- ENTRIES SUPPLIED:
== == ==

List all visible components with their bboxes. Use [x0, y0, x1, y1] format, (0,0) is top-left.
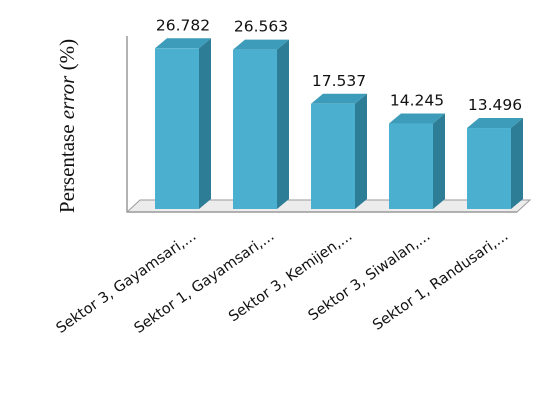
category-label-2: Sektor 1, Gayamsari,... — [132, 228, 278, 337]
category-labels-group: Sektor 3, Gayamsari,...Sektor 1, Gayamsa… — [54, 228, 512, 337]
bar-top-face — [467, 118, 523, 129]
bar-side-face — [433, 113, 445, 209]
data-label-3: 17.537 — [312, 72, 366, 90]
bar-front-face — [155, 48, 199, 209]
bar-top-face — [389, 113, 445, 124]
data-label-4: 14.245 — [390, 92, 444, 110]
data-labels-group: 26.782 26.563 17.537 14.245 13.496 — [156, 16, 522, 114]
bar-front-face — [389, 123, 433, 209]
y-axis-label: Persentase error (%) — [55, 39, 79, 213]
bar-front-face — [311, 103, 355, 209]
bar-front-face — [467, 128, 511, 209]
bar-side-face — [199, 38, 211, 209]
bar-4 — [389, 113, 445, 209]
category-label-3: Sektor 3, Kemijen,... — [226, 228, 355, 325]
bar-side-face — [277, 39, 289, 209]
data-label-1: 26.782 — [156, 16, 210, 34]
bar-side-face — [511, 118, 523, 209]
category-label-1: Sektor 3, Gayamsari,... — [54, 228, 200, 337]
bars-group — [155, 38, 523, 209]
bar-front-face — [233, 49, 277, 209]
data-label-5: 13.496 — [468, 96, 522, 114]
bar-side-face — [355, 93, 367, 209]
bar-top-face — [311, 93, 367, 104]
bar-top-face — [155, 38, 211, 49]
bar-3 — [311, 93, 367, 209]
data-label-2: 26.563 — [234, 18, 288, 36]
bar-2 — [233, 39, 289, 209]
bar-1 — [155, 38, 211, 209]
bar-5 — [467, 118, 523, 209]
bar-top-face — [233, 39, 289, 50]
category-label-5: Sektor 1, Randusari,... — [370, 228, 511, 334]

== == ==

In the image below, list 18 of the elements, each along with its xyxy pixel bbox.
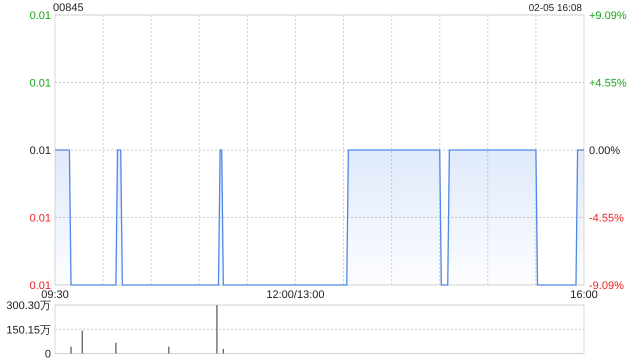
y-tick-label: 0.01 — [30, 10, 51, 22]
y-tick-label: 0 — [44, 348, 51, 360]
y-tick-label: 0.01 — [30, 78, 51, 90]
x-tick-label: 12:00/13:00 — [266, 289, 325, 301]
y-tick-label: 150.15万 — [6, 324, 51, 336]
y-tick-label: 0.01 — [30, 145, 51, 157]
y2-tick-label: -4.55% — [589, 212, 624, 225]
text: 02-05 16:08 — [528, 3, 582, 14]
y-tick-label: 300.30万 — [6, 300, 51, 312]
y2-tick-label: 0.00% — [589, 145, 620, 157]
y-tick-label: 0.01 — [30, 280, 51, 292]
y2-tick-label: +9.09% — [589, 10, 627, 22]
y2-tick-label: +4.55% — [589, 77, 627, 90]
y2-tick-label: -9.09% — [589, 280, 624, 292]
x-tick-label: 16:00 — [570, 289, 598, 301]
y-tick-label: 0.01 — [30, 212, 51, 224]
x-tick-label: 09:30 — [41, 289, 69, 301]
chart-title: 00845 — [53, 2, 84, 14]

== == ==

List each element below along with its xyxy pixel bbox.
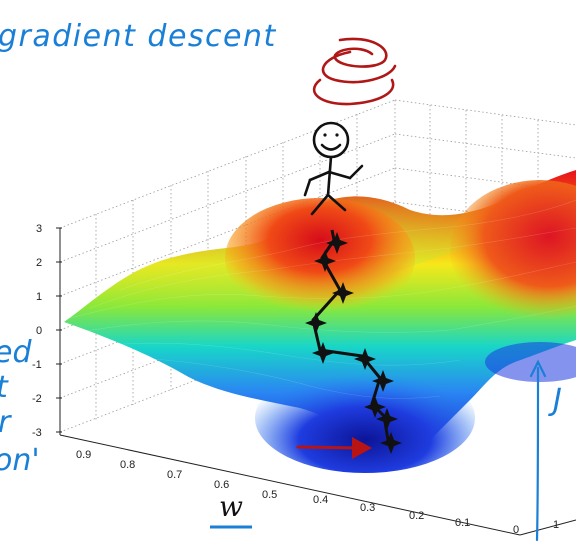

== == ==

- AIM:
Print the listing lines starting with the line that contains "List all visible" and going on through the line that contains "category-labels-group: Sektor 3, Gayamsari,...Sektor", matching them character for character and leaving out the pictures.

- TASK RESPONSE:
List all visible components with their bboxes. Use [x0, y0, x1, y1] format, (0,0) is top-left.
category-label-2: Sektor 1, Gayamsari,... — [132, 228, 278, 337]
category-labels-group: Sektor 3, Gayamsari,...Sektor 1, Gayamsa… — [54, 228, 512, 337]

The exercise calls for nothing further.